__Page excerpt__
-- start --

No its got two nvidia cards in it.

I've disabled the KMS setting in the kernel and only have the uvesafb driver selected (all others are off because I'm using nvidia-drivers).

----------

## DONAHUE

2.6.31-gentoo-r10 and nvidia-drivers is still ok with uvesa here. 

Will kernel update and see what happens.

----------

## DONAHUE

2.6.33-gentoo-r1 went south

normal 30 line useable display with no video= entry on the kernel line in grub.conf

12 line basically unuseable display with video=uvesafb:1920x1080-32@60 there

BTW had to go to ~amd64 for nvidia-drivers with this kernel

suspect the kernel devs rush to kms has derailed uvesafb even if kms is not configured; removing video= may give you a workable screen

----------

## [n00b@localhost]

Thanks for trying that for me.

I don't understand how my home PC (Athlon64 X2, nVidia Geforce GTX 285, gentoo-sources-2.6.34) and my laptop (Core 2 Duo, nVidia Quadro NVS 140M, tuxonice-sources-2.6.33-r2) work fine and this one (Core i7, nVidia Geforce GTX 285 x 2, gentoo-sources-2.6.34) doesn't.

I'll have to take a closer look at the kernel .configs for both and see if there are any significant differences.

----------

## ernov

Any positive results on your investigation?

----------

-- end --

__Excerpted records__
-- start --

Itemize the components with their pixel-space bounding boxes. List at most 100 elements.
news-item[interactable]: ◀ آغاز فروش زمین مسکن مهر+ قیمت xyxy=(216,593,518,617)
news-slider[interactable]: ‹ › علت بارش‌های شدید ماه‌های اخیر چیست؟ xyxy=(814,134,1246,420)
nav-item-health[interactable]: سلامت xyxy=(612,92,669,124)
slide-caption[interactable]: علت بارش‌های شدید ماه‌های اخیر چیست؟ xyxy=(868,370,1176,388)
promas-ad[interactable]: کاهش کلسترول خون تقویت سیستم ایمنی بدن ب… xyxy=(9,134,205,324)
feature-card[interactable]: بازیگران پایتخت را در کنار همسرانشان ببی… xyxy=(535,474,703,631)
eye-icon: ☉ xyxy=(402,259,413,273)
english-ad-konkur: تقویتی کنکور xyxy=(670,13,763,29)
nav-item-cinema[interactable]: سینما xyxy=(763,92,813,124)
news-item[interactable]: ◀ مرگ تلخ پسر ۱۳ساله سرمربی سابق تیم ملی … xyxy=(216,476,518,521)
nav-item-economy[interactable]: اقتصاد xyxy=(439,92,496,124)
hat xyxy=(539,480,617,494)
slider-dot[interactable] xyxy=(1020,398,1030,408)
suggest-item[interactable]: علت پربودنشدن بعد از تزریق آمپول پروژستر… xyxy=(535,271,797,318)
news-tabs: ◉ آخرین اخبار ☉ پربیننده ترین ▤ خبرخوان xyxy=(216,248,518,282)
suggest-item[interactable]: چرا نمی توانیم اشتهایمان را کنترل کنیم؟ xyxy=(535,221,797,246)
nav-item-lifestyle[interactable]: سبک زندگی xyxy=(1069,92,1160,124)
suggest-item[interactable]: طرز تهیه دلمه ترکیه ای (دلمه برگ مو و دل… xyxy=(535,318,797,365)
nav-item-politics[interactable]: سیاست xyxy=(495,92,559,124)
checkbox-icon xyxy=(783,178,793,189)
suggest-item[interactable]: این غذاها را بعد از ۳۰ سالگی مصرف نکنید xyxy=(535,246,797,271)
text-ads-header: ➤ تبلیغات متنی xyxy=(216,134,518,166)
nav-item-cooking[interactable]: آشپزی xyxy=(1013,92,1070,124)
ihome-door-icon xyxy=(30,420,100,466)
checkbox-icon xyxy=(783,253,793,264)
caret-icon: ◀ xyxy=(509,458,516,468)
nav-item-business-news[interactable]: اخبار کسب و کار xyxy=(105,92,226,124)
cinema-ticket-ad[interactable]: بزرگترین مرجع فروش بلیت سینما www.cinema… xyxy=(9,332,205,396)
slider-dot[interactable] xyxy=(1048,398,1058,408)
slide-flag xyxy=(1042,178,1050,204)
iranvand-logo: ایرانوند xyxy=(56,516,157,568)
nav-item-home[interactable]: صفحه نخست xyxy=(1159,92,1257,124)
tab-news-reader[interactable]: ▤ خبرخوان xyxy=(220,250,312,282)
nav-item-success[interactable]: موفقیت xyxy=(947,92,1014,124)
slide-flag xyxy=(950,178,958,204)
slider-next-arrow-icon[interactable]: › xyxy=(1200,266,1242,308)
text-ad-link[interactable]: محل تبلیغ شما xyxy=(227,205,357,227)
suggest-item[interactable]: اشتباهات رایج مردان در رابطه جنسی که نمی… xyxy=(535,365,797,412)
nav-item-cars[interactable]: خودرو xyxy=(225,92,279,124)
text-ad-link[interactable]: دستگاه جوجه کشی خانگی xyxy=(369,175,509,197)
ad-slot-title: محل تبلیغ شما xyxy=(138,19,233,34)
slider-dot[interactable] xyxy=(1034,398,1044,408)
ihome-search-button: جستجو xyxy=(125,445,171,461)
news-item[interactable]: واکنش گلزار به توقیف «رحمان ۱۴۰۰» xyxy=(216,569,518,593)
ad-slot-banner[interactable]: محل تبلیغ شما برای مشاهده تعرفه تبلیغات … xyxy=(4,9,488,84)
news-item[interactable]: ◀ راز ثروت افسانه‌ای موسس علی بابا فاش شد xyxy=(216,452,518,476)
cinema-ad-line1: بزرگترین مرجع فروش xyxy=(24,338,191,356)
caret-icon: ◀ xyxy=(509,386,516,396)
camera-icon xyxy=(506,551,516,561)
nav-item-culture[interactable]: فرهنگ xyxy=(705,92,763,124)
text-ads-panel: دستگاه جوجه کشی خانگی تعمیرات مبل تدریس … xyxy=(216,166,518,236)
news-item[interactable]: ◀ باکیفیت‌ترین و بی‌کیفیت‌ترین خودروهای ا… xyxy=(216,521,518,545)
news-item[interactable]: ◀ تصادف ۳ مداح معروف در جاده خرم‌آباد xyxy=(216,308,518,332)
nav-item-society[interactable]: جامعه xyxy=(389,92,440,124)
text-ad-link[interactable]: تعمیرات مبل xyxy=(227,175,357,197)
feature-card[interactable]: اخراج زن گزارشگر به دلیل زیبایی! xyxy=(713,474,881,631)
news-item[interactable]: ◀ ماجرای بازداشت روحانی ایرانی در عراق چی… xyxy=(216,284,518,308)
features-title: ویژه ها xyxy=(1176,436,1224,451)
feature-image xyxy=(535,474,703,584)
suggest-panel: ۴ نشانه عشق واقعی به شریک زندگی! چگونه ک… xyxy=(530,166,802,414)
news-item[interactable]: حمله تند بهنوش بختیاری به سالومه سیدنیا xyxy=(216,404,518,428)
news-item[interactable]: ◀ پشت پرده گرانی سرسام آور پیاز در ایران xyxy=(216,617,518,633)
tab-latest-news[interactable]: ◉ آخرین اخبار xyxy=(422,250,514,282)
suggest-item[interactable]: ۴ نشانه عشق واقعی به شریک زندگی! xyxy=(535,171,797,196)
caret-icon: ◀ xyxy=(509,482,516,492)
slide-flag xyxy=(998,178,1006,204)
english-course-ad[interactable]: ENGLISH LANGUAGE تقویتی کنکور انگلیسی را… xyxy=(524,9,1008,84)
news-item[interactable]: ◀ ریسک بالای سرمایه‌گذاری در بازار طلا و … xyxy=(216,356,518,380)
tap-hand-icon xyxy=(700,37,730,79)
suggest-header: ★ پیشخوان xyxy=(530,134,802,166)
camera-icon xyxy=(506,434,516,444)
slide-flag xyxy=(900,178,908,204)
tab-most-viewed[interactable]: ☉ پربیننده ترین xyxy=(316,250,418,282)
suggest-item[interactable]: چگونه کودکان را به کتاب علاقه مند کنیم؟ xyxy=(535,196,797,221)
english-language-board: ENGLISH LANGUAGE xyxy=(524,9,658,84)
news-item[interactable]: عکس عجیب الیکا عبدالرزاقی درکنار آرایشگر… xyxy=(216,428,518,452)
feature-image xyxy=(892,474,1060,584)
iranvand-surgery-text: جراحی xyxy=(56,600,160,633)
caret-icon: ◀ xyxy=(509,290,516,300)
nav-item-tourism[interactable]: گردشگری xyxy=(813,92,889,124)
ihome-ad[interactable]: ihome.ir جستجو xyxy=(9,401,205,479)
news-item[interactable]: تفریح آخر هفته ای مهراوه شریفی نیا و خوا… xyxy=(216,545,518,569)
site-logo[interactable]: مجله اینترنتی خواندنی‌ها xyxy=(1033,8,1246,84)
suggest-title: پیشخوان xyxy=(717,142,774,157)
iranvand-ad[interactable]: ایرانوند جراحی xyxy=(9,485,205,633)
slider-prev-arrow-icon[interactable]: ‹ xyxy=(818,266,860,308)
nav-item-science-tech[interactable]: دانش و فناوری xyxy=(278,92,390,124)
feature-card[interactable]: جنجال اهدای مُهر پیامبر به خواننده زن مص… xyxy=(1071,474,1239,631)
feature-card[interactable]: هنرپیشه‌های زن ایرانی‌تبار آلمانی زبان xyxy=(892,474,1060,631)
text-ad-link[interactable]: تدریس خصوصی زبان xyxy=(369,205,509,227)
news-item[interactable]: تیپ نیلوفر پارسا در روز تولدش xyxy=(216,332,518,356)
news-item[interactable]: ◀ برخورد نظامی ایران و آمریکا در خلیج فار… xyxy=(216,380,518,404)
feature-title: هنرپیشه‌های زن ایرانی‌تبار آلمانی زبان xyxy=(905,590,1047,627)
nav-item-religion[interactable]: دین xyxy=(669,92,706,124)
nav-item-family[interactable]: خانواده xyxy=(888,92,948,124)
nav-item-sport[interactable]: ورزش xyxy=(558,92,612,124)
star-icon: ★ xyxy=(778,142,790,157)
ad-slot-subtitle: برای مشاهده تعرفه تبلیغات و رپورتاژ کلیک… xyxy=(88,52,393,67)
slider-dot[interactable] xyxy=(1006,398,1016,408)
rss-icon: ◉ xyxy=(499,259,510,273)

-- end --

__What is expected__
In the uvesafb forum thread, how many lines did DONAHUE's display show under 2.6.33-gentoo-r1 with video=uvesafb:1920x1080-32@60 on the kernel line? Nothing in the listing matters here.

__Solution below__
12 lines, which DONAHUE called basically unusable.